(begin)

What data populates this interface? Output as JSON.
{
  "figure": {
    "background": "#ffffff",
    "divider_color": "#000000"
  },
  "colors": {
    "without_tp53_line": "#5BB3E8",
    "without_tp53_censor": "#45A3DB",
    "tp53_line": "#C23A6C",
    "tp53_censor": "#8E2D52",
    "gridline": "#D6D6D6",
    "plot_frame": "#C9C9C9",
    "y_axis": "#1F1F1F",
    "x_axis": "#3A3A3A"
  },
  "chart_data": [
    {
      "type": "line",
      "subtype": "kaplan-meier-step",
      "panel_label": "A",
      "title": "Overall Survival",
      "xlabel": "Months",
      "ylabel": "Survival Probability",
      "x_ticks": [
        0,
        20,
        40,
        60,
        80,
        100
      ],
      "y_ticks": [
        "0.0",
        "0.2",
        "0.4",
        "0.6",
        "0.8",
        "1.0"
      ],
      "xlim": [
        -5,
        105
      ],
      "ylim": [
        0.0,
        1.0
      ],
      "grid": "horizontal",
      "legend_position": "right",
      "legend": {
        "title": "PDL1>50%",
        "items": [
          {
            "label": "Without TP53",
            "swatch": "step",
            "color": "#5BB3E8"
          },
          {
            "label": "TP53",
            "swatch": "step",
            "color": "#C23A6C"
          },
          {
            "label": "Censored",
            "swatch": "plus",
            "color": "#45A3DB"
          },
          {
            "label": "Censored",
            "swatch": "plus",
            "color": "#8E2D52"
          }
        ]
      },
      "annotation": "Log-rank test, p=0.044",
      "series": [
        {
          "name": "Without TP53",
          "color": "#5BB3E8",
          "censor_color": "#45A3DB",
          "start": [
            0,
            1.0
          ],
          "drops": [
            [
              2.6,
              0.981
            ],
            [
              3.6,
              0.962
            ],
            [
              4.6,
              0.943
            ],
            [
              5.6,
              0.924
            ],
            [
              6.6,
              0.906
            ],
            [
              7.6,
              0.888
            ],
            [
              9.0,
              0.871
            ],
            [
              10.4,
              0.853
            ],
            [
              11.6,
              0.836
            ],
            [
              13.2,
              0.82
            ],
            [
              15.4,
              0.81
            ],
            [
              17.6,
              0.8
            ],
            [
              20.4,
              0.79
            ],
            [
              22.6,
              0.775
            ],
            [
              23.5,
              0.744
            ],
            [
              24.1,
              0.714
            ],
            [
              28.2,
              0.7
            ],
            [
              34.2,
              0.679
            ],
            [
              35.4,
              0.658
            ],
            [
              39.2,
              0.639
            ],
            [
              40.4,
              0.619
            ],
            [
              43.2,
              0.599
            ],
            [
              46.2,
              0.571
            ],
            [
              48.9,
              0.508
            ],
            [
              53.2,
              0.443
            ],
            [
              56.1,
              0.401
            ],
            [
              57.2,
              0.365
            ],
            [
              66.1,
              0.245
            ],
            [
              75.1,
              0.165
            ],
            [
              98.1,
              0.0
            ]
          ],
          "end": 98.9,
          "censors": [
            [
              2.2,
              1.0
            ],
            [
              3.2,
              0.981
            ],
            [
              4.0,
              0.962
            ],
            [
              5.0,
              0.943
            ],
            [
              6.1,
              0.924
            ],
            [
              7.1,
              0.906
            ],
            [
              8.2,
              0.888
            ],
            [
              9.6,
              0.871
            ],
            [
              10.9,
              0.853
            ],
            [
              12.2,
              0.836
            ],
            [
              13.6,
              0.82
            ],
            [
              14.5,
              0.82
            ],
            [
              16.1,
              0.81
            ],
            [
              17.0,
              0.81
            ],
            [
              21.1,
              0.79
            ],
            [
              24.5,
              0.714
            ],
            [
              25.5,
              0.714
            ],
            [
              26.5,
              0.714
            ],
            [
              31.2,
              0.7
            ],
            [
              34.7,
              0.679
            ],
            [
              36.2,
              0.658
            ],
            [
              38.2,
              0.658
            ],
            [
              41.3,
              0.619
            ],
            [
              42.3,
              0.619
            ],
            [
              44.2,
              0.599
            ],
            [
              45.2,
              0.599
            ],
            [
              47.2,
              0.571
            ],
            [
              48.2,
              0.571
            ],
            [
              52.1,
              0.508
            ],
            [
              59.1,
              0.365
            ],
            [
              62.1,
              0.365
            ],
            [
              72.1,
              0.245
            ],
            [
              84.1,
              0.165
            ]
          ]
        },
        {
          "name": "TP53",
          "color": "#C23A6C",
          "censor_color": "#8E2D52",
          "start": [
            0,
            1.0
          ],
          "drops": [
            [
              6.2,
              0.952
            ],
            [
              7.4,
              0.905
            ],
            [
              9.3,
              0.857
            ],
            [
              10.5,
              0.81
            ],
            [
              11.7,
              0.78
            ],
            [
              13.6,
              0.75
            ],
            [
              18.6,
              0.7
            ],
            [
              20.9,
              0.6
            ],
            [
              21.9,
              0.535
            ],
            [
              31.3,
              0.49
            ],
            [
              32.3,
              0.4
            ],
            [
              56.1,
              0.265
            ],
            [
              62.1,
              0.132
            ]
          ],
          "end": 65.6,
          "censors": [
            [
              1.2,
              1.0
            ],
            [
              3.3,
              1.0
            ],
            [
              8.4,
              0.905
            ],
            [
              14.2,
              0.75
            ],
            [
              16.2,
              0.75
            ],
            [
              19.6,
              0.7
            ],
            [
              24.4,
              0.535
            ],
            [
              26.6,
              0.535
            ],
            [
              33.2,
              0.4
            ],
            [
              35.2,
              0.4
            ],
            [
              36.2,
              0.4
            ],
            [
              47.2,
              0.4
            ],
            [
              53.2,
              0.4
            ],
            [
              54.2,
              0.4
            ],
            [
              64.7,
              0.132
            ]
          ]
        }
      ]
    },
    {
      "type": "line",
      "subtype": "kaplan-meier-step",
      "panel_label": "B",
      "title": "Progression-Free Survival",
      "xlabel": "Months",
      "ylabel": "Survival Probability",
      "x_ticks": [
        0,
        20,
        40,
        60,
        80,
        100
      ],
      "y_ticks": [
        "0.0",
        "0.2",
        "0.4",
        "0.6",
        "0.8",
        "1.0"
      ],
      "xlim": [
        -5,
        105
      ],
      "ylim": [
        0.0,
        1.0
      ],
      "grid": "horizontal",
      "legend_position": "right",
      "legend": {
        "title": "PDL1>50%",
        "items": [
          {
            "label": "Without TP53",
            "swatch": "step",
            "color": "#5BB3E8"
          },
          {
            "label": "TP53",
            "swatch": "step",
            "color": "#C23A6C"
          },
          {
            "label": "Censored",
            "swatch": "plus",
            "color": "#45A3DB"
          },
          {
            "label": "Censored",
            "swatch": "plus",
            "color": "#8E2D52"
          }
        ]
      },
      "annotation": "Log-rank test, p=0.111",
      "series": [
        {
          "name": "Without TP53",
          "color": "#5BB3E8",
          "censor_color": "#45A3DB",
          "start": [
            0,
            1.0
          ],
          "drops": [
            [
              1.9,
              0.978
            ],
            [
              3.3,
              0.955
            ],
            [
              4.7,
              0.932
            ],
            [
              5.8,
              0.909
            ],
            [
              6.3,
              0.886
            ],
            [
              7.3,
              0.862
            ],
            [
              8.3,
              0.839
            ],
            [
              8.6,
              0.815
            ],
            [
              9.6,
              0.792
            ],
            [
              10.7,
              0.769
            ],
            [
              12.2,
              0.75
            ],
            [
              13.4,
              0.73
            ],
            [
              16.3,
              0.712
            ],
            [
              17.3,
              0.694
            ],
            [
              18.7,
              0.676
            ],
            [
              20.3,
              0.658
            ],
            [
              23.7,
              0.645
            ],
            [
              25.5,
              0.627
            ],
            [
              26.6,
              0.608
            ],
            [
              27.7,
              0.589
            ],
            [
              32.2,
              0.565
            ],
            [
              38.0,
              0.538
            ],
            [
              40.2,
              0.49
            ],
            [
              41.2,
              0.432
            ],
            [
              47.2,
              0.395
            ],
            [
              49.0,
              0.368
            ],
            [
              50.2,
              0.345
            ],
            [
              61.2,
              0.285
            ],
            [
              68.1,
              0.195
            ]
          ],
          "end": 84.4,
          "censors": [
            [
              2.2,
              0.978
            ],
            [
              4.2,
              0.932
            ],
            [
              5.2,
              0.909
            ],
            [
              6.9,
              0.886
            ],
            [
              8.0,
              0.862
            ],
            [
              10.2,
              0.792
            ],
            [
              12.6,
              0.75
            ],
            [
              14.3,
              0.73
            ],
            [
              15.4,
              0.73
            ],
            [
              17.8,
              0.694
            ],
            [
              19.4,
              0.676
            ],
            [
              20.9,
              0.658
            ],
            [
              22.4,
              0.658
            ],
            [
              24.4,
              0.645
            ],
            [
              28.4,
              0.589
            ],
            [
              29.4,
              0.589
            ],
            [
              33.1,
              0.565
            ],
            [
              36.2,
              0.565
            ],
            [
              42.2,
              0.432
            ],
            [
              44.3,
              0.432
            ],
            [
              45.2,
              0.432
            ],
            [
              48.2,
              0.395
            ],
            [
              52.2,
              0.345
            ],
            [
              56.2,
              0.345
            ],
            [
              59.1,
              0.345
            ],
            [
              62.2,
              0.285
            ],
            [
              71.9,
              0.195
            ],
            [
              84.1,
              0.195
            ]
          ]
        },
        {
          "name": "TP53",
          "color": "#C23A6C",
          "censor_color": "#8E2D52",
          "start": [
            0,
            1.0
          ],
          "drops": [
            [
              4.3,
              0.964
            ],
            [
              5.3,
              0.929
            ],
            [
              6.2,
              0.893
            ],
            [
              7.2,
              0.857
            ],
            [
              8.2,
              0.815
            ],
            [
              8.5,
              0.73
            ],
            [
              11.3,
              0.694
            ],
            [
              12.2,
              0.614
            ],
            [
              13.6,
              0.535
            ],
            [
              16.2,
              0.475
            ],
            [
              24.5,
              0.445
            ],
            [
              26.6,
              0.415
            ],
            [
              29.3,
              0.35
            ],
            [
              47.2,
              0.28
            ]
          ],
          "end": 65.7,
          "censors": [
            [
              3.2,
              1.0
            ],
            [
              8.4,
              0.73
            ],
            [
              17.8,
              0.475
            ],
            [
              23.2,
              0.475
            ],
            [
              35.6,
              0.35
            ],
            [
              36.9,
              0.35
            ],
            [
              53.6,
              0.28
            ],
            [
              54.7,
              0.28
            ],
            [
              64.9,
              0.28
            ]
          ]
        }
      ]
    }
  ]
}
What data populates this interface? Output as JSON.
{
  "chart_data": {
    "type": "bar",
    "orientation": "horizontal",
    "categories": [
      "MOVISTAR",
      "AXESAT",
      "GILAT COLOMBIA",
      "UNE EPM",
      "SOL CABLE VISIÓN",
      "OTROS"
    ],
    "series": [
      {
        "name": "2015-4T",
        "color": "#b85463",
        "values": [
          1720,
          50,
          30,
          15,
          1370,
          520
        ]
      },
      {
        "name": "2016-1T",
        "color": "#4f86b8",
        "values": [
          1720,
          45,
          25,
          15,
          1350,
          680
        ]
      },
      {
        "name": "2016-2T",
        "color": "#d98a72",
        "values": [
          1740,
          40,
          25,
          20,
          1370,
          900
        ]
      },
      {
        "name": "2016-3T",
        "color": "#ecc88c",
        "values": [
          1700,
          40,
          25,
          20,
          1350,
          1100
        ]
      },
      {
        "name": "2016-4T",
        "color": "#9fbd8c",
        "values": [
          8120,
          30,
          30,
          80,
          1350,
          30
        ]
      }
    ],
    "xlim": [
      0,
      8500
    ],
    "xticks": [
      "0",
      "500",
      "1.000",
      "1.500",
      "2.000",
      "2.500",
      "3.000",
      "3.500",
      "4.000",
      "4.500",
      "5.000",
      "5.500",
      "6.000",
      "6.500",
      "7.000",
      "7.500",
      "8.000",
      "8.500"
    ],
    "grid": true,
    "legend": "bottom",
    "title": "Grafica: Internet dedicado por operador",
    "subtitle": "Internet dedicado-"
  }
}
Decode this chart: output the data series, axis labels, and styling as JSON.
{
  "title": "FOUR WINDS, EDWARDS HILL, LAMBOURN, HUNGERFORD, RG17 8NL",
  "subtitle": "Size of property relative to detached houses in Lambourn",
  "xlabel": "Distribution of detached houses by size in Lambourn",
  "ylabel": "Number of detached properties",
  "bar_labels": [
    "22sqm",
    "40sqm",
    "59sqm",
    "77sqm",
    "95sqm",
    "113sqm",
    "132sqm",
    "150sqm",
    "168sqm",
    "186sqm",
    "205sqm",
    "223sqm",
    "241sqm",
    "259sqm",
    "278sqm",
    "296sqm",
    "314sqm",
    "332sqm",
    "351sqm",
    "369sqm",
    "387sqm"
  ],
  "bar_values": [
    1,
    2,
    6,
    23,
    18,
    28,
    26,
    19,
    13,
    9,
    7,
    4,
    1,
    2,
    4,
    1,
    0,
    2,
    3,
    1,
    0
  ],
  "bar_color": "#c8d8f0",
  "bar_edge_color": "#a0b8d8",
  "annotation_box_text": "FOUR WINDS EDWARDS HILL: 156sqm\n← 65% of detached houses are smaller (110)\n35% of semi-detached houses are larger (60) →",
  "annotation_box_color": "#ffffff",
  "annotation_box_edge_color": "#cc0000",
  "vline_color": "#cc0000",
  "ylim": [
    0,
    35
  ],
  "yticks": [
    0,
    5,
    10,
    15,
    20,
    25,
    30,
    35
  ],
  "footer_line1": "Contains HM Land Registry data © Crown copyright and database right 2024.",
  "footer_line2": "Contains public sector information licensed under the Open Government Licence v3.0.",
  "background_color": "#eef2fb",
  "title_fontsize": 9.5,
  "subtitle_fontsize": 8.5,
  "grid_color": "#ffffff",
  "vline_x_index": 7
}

(end)

» **What needs to be done**:
Using the listing above, show every line that includes the string "ffffff".

» **The output**:
    "background": "#ffffff",
  "annotation_box_color": "#ffffff",
  "grid_color": "#ffffff",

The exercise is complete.